++++ Recorded data ++++

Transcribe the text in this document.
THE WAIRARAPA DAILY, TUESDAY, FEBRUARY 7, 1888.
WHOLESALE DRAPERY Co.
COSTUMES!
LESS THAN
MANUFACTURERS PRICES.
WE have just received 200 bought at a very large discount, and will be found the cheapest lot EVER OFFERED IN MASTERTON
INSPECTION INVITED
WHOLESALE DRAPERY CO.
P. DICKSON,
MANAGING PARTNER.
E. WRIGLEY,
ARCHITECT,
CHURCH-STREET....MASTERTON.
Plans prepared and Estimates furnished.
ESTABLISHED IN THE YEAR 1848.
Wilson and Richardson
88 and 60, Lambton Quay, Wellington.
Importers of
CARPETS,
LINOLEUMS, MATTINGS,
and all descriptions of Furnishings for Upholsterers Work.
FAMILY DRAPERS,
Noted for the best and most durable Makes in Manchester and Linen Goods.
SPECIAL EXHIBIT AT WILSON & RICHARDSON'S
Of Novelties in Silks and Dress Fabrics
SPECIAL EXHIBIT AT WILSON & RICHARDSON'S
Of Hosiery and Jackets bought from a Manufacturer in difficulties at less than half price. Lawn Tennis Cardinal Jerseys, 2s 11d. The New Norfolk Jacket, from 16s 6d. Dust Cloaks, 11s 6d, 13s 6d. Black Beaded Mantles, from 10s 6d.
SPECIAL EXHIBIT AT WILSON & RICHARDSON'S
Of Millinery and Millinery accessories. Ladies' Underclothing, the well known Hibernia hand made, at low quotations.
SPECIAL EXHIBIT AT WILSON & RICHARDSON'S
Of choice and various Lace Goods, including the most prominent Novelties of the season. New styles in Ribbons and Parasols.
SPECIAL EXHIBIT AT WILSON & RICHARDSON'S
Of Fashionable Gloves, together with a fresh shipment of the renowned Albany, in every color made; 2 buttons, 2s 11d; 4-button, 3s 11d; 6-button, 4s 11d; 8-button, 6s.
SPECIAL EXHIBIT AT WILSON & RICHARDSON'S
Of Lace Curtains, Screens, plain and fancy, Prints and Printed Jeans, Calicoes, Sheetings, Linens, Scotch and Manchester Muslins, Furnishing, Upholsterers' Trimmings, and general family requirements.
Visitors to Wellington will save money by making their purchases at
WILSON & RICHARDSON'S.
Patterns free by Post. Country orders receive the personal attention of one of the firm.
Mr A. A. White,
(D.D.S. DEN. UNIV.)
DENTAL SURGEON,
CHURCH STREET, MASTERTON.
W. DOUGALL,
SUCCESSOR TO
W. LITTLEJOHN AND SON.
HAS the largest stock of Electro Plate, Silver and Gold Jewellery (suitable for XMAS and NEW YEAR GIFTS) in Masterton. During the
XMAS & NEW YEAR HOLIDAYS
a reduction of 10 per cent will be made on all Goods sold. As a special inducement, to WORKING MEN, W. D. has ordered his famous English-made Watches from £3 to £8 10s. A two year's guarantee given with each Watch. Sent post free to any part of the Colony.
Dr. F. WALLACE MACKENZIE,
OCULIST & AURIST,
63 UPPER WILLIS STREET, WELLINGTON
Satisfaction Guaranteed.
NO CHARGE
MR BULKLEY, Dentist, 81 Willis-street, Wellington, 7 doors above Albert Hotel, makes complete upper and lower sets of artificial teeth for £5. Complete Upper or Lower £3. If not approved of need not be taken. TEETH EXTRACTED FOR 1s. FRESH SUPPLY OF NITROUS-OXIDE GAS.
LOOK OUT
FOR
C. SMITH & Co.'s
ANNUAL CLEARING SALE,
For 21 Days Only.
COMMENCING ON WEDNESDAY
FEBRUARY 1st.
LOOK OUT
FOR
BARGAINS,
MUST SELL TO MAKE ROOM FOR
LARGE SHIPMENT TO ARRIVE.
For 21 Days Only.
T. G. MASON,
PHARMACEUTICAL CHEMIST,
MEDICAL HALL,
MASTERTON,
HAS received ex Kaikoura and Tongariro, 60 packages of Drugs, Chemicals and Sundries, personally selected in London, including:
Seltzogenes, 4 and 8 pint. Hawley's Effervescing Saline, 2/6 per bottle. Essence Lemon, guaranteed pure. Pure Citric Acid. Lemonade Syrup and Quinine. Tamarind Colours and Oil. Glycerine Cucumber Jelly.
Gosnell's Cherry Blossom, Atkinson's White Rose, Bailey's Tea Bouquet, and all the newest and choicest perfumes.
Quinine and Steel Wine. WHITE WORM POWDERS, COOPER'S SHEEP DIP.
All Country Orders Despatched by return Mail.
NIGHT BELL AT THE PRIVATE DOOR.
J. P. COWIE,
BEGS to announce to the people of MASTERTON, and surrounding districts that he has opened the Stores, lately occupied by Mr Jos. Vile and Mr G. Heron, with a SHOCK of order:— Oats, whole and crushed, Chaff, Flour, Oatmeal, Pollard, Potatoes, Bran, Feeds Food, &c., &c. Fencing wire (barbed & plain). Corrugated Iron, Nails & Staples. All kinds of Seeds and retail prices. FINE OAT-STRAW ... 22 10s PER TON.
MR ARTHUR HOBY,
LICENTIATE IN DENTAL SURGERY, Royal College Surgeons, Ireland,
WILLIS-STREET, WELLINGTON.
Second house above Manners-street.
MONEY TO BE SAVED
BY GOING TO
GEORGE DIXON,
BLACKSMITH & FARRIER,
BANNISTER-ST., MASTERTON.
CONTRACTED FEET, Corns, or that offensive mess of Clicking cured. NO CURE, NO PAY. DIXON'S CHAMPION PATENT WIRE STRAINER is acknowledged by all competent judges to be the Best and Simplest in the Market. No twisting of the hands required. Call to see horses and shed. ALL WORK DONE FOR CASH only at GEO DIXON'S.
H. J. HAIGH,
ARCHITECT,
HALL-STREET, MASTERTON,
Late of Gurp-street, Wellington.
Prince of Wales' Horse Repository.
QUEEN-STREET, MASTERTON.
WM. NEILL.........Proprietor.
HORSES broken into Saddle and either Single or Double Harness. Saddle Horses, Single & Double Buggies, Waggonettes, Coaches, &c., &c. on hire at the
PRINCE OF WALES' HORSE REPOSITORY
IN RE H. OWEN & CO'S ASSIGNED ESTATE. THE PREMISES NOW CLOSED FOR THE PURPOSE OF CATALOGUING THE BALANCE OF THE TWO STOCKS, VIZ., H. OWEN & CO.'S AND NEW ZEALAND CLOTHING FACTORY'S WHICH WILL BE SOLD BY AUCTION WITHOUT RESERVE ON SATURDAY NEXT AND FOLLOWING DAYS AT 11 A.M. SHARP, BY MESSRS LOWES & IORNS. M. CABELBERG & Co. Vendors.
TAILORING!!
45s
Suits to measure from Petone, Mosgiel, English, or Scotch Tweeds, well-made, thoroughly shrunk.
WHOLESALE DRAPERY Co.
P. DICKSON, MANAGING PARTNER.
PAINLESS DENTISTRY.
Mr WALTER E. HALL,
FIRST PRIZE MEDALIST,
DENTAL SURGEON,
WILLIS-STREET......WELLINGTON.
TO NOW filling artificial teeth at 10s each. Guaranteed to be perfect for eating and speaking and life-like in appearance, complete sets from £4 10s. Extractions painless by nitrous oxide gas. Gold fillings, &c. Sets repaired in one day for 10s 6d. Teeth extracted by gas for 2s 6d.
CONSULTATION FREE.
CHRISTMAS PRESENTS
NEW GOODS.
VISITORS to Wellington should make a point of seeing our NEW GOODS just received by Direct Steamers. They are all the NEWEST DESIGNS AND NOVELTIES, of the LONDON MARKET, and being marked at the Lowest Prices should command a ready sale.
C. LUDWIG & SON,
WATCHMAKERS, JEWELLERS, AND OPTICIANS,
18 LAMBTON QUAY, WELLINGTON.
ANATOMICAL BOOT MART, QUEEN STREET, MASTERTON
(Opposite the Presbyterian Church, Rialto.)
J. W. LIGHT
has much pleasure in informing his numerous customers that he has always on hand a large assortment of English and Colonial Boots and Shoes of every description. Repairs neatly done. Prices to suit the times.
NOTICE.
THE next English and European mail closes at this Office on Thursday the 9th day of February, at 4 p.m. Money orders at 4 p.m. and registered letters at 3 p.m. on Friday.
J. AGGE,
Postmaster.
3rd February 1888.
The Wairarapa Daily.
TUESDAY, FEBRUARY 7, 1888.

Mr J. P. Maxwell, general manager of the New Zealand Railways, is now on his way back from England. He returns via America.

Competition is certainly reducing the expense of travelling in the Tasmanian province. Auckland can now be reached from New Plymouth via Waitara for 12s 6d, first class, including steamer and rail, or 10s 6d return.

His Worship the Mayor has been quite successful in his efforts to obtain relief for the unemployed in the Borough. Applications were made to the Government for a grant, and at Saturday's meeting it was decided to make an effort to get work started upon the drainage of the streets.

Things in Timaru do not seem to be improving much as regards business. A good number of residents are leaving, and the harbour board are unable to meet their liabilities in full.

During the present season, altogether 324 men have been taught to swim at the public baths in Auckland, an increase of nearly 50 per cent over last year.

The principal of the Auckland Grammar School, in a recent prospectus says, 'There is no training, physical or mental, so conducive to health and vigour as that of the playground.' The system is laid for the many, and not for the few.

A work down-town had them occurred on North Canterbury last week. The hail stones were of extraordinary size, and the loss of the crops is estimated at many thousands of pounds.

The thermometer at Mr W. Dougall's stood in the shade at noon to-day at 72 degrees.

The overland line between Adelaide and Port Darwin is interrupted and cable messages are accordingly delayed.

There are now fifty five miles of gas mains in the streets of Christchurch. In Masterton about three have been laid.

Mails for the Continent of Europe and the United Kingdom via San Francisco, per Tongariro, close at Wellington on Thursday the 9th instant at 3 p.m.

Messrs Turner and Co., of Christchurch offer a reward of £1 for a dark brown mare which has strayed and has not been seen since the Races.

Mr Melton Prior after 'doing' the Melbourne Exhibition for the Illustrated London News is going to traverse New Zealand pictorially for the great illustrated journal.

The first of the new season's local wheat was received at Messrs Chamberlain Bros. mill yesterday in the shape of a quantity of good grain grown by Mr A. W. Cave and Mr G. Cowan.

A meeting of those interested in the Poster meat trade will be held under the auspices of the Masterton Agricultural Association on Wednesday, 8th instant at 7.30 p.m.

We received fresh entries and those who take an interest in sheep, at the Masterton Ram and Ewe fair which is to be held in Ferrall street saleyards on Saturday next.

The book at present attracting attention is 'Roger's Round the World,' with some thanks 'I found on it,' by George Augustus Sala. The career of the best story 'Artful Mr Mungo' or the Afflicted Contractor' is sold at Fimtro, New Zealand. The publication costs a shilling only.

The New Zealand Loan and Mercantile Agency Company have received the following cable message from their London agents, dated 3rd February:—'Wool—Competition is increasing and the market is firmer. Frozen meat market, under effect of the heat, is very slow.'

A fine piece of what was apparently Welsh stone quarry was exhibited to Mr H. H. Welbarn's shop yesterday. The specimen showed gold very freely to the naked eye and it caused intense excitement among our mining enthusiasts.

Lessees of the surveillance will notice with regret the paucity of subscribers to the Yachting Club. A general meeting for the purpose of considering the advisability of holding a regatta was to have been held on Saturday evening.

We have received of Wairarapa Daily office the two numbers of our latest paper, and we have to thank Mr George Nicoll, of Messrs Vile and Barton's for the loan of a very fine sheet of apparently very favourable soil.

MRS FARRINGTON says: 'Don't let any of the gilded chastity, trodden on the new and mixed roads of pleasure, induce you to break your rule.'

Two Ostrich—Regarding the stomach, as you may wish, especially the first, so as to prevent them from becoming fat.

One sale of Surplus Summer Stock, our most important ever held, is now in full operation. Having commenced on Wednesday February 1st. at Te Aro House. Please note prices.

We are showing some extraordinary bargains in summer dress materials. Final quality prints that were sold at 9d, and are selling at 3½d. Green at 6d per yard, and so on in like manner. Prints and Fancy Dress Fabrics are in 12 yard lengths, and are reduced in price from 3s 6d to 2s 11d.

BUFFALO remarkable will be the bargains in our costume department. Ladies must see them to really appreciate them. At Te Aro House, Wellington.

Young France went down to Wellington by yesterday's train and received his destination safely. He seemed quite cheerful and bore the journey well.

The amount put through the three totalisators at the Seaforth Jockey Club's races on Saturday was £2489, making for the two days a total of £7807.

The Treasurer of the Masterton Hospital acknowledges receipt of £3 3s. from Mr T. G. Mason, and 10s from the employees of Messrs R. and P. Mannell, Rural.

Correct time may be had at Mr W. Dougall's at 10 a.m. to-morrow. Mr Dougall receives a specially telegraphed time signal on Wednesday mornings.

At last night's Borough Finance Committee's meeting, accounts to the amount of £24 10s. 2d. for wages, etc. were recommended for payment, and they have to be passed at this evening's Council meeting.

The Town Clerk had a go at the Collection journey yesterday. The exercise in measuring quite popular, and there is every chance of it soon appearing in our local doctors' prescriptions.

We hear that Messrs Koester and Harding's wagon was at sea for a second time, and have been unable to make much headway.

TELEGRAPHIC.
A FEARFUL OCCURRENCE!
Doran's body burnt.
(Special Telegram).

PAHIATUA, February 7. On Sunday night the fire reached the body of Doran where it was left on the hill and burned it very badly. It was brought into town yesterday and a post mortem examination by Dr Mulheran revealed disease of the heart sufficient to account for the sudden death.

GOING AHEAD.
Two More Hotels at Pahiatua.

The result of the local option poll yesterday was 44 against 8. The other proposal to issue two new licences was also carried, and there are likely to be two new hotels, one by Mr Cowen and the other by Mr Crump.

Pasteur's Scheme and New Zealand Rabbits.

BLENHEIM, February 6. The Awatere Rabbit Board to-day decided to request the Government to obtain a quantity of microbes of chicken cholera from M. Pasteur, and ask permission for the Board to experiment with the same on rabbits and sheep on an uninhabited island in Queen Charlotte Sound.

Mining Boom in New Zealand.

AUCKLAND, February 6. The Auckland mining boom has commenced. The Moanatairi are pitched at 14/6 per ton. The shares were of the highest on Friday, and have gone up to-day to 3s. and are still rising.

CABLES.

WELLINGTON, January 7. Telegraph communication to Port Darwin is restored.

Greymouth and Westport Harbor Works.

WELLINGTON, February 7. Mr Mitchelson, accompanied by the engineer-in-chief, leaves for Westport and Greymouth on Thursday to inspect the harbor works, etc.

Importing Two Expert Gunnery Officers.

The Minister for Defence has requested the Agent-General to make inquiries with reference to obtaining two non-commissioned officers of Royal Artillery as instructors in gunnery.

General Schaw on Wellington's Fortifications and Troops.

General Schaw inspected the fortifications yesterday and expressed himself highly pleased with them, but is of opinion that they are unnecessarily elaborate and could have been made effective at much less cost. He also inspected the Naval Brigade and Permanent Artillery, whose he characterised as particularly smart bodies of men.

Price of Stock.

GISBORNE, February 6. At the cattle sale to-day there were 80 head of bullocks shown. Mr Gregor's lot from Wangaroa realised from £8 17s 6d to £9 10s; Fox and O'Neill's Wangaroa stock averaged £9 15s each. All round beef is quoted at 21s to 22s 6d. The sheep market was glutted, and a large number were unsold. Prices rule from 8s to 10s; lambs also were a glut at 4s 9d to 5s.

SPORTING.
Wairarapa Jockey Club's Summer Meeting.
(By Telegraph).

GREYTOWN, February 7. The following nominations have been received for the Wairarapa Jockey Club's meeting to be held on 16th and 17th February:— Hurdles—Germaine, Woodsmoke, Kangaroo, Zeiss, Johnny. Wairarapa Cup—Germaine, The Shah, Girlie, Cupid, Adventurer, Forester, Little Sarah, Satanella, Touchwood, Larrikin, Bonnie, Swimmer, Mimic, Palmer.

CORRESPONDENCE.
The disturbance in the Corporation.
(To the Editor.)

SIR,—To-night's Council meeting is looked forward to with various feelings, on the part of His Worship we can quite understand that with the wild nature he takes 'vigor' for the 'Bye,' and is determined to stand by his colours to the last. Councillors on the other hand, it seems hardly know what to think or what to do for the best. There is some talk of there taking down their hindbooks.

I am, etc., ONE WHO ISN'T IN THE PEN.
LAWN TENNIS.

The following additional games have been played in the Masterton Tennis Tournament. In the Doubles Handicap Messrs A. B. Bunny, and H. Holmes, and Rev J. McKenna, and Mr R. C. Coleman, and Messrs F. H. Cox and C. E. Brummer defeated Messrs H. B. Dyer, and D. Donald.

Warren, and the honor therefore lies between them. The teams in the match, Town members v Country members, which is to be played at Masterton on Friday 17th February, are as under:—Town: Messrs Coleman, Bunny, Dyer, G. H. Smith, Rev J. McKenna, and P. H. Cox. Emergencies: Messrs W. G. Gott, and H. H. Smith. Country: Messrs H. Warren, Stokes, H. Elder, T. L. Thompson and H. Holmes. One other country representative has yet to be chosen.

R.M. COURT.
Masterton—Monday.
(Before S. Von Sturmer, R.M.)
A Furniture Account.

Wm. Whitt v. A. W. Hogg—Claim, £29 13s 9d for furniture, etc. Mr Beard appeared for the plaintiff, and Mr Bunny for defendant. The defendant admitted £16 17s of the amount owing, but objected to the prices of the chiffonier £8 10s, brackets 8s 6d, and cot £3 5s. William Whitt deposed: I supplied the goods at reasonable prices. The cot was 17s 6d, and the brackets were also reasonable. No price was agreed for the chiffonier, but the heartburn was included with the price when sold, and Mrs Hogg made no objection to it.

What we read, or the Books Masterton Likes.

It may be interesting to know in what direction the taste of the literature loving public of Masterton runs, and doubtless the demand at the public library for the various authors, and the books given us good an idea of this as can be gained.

++++

▸ **Activity**: Would you please filter the lines above and copy every one that includes "commenced"?

▸ **Answer**:
One sale of Surplus Summer Stock, our most important ever held, is now in full operation. Having commenced on Wednesday February 1st. at Te Aro House. Please note prices.
AUCKLAND, February 6. The Auckland mining boom has commenced. The Moanatairi are pitched at 14/6 per ton. The shares were of the highest on Friday, and have gone up to-day to 3s. and are still rising.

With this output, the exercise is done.